## WORK TO DO:
Answer with the number of lines in the listing below that contain the word "ffffff", and nothing else.

## SOURCE RECORDS:
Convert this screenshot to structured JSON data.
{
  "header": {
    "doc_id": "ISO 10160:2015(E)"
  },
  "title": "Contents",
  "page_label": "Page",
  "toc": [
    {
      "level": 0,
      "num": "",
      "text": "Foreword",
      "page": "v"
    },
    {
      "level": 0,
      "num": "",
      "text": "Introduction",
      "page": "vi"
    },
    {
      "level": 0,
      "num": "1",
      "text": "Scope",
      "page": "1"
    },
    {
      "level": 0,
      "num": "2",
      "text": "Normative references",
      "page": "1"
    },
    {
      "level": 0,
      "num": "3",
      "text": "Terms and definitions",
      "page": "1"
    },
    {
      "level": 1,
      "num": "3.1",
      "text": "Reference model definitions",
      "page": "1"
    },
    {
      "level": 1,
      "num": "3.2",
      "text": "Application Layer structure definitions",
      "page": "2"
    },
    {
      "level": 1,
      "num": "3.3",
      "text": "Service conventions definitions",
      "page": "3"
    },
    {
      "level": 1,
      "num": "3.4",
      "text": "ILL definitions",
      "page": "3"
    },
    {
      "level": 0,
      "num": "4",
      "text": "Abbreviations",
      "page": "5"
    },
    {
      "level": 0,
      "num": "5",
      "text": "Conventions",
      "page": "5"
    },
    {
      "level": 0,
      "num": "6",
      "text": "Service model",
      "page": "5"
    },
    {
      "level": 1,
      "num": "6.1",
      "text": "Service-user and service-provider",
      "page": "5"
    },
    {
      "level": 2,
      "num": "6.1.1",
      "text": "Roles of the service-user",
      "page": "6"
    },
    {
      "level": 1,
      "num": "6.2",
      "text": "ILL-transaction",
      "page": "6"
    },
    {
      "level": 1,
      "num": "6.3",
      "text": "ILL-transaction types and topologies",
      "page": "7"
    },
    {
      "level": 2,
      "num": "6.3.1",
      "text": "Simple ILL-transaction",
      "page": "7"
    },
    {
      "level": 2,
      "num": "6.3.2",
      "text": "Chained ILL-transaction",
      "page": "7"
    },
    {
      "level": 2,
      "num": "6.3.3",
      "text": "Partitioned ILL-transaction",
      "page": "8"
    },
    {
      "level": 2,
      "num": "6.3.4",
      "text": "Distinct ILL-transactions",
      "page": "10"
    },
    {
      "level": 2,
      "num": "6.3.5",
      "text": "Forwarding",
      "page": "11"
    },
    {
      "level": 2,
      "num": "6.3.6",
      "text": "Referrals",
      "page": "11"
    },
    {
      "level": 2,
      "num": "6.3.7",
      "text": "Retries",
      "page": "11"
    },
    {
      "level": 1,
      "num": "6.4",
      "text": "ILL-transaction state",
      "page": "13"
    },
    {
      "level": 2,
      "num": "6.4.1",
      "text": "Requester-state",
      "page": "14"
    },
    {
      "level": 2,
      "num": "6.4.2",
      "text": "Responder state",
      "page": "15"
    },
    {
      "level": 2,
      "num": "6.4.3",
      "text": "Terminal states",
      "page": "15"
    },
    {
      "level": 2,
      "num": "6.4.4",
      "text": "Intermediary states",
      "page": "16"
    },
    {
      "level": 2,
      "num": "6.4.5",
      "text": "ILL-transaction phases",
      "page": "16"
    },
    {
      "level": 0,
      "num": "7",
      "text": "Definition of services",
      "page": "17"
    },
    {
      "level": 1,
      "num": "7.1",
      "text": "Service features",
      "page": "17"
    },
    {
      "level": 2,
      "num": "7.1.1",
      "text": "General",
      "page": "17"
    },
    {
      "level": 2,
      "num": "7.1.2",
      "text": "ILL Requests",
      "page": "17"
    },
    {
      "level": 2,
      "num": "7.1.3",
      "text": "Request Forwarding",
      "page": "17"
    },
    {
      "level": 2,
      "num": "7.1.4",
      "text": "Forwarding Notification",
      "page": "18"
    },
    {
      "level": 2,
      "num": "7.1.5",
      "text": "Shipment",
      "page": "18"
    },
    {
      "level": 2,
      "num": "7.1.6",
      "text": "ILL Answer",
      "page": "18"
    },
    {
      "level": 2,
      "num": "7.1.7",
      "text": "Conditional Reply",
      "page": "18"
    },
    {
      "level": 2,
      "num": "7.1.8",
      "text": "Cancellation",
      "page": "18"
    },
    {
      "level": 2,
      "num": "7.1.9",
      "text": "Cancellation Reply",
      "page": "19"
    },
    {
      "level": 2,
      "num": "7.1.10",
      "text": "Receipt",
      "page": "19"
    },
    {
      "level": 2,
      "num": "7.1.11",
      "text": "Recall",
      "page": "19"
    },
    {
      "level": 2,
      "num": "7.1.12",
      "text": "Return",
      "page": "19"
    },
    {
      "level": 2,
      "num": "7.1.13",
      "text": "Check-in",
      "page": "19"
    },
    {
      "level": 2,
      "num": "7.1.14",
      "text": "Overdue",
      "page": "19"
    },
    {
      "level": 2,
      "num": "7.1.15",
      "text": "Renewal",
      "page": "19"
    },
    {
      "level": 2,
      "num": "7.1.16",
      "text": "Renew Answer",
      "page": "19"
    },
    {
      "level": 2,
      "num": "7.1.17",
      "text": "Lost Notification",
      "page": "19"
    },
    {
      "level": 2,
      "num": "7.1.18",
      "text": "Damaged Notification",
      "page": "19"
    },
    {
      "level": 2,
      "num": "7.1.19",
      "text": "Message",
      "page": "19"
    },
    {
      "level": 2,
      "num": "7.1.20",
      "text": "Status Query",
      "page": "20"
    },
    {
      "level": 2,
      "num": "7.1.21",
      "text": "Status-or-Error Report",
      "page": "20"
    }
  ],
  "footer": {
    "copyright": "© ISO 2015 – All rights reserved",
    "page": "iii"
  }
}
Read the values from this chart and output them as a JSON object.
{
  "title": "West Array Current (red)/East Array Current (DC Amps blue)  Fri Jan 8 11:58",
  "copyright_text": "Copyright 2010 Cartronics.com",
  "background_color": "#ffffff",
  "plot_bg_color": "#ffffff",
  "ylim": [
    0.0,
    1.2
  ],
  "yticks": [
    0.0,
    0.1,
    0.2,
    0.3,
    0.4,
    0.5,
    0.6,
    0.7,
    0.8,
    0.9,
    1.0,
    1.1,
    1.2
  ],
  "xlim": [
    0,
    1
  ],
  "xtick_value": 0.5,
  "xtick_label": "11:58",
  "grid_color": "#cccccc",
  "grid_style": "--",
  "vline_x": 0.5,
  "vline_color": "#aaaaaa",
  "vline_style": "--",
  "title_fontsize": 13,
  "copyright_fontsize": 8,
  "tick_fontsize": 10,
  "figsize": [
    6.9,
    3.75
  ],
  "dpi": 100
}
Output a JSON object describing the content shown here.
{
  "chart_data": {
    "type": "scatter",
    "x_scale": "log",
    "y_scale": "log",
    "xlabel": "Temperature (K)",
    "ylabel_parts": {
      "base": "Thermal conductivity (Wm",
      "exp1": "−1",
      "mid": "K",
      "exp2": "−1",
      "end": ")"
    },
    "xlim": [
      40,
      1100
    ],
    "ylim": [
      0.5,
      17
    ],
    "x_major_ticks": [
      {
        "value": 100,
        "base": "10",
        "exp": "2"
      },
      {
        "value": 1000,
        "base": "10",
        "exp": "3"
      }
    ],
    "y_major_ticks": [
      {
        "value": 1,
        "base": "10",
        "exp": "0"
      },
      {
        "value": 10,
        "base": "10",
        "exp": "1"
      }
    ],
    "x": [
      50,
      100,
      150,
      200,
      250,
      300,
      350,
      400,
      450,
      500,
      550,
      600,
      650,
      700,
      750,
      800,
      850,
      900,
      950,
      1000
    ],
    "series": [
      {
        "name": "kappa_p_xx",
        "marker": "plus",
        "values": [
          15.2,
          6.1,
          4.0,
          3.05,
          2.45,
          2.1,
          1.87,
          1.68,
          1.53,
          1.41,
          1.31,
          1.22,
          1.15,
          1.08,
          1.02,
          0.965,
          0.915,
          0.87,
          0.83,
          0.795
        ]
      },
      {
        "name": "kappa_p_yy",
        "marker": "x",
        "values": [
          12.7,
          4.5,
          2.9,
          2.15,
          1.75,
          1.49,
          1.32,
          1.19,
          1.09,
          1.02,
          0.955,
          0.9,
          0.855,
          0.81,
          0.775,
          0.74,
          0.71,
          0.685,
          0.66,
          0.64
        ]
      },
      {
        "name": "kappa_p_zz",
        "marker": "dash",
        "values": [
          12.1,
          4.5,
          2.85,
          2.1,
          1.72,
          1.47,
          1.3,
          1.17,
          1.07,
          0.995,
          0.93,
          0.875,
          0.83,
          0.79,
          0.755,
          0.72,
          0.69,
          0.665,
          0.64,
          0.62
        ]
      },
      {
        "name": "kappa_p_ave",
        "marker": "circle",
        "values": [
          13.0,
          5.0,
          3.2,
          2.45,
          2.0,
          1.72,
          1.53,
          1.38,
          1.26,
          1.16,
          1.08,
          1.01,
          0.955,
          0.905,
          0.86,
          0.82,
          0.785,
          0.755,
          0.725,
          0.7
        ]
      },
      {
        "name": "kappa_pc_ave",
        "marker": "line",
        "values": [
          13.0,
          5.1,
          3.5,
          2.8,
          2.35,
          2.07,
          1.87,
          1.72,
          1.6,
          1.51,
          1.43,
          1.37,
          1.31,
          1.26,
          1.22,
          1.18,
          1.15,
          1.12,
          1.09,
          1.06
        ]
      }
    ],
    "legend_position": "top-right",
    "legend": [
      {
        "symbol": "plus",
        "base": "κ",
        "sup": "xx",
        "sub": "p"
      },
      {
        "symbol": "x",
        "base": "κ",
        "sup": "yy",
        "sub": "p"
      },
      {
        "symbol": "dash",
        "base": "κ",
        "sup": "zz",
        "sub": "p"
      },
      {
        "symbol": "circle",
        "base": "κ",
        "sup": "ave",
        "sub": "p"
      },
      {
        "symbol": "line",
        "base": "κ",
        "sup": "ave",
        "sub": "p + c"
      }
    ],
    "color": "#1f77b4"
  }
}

## EXPECTED OUTPUT:
2